> Records from a data source
---+---

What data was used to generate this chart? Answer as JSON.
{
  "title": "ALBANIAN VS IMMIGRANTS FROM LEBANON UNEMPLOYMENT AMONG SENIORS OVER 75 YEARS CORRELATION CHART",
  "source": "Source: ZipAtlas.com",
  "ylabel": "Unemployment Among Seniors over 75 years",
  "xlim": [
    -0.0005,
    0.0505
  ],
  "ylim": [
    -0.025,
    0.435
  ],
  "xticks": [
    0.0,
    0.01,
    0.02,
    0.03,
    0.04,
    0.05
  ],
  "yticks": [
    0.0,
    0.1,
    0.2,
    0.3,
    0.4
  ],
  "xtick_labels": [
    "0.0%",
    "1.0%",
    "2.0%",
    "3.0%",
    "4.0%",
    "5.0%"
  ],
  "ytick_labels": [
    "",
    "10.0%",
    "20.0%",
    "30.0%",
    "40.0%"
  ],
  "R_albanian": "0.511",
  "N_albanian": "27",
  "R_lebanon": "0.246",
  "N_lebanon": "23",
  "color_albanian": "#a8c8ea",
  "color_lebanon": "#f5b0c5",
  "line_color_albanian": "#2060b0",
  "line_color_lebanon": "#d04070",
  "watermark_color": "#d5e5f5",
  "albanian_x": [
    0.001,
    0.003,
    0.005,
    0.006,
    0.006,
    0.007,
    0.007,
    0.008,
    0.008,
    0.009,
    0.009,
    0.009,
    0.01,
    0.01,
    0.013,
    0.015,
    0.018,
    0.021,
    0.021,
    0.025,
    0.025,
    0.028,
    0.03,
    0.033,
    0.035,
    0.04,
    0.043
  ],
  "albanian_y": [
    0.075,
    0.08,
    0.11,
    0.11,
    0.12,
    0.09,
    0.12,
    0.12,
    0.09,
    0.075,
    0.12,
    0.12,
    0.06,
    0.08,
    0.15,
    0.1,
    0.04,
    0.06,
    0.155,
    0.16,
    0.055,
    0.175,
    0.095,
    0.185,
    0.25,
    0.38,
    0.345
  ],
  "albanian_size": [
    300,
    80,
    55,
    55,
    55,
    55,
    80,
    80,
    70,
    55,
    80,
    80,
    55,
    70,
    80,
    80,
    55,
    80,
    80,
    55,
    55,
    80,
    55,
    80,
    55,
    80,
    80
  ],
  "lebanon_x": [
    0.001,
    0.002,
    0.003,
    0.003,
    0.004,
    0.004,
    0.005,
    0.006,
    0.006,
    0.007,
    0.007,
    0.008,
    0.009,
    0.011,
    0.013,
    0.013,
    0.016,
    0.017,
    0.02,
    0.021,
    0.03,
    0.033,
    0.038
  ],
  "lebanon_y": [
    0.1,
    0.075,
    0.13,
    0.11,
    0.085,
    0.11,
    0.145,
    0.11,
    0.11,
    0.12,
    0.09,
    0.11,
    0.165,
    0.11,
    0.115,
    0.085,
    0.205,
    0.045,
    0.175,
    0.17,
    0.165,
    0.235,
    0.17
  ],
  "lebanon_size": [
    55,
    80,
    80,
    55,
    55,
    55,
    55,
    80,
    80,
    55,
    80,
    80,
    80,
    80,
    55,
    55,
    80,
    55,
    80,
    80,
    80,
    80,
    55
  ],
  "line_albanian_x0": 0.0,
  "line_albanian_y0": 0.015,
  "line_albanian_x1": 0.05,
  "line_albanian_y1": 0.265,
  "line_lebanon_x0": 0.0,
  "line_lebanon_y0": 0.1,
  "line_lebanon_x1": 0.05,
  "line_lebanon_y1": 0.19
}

---+---

Repeat the material word for word, in full.

> Task response
What data was used to generate this chart? Answer as JSON.
{
  "title": "ALBANIAN VS IMMIGRANTS FROM LEBANON UNEMPLOYMENT AMONG SENIORS OVER 75 YEARS CORRELATION CHART",
  "source": "Source: ZipAtlas.com",
  "ylabel": "Unemployment Among Seniors over 75 years",
  "xlim": [
    -0.0005,
    0.0505
  ],
  "ylim": [
    -0.025,
    0.435
  ],
  "xticks": [
    0.0,
    0.01,
    0.02,
    0.03,
    0.04,
    0.05
  ],
  "yticks": [
    0.0,
    0.1,
    0.2,
    0.3,
    0.4
  ],
  "xtick_labels": [
    "0.0%",
    "1.0%",
    "2.0%",
    "3.0%",
    "4.0%",
    "5.0%"
  ],
  "ytick_labels": [
    "",
    "10.0%",
    "20.0%",
    "30.0%",
    "40.0%"
  ],
  "R_albanian": "0.511",
  "N_albanian": "27",
  "R_lebanon": "0.246",
  "N_lebanon": "23",
  "color_albanian": "#a8c8ea",
  "color_lebanon": "#f5b0c5",
  "line_color_albanian": "#2060b0",
  "line_color_lebanon": "#d04070",
  "watermark_color": "#d5e5f5",
  "albanian_x": [
    0.001,
    0.003,
    0.005,
    0.006,
    0.006,
    0.007,
    0.007,
    0.008,
    0.008,
    0.009,
    0.009,
    0.009,
    0.01,
    0.01,
    0.013,
    0.015,
    0.018,
    0.021,
    0.021,
    0.025,
    0.025,
    0.028,
    0.03,
    0.033,
    0.035,
    0.04,
    0.043
  ],
  "albanian_y": [
    0.075,
    0.08,
    0.11,
    0.11,
    0.12,
    0.09,
    0.12,
    0.12,
    0.09,
    0.075,
    0.12,
    0.12,
    0.06,
    0.08,
    0.15,
    0.1,
    0.04,
    0.06,
    0.155,
    0.16,
    0.055,
    0.175,
    0.095,
    0.185,
    0.25,
    0.38,
    0.345
  ],
  "albanian_size": [
    300,
    80,
    55,
    55,
    55,
    55,
    80,
    80,
    70,
    55,
    80,
    80,
    55,
    70,
    80,
    80,
    55,
    80,
    80,
    55,
    55,
    80,
    55,
    80,
    55,
    80,
    80
  ],
  "lebanon_x": [
    0.001,
    0.002,
    0.003,
    0.003,
    0.004,
    0.004,
    0.005,
    0.006,
    0.006,
    0.007,
    0.007,
    0.008,
    0.009,
    0.011,
    0.013,
    0.013,
    0.016,
    0.017,
    0.02,
    0.021,
    0.03,
    0.033,
    0.038
  ],
  "lebanon_y": [
    0.1,
    0.075,
    0.13,
    0.11,
    0.085,
    0.11,
    0.145,
    0.11,
    0.11,
    0.12,
    0.09,
    0.11,
    0.165,
    0.11,
    0.115,
    0.085,
    0.205,
    0.045,
    0.175,
    0.17,
    0.165,
    0.235,
    0.17
  ],
  "lebanon_size": [
    55,
    80,
    80,
    55,
    55,
    55,
    55,
    80,
    80,
    55,
    80,
    80,
    80,
    80,
    55,
    55,
    80,
    55,
    80,
    80,
    80,
    80,
    55
  ],
  "line_albanian_x0": 0.0,
  "line_albanian_y0": 0.015,
  "line_albanian_x1": 0.05,
  "line_albanian_y1": 0.265,
  "line_lebanon_x0": 0.0,
  "line_lebanon_y0": 0.1,
  "line_lebanon_x1": 0.05,
  "line_lebanon_y1": 0.19
}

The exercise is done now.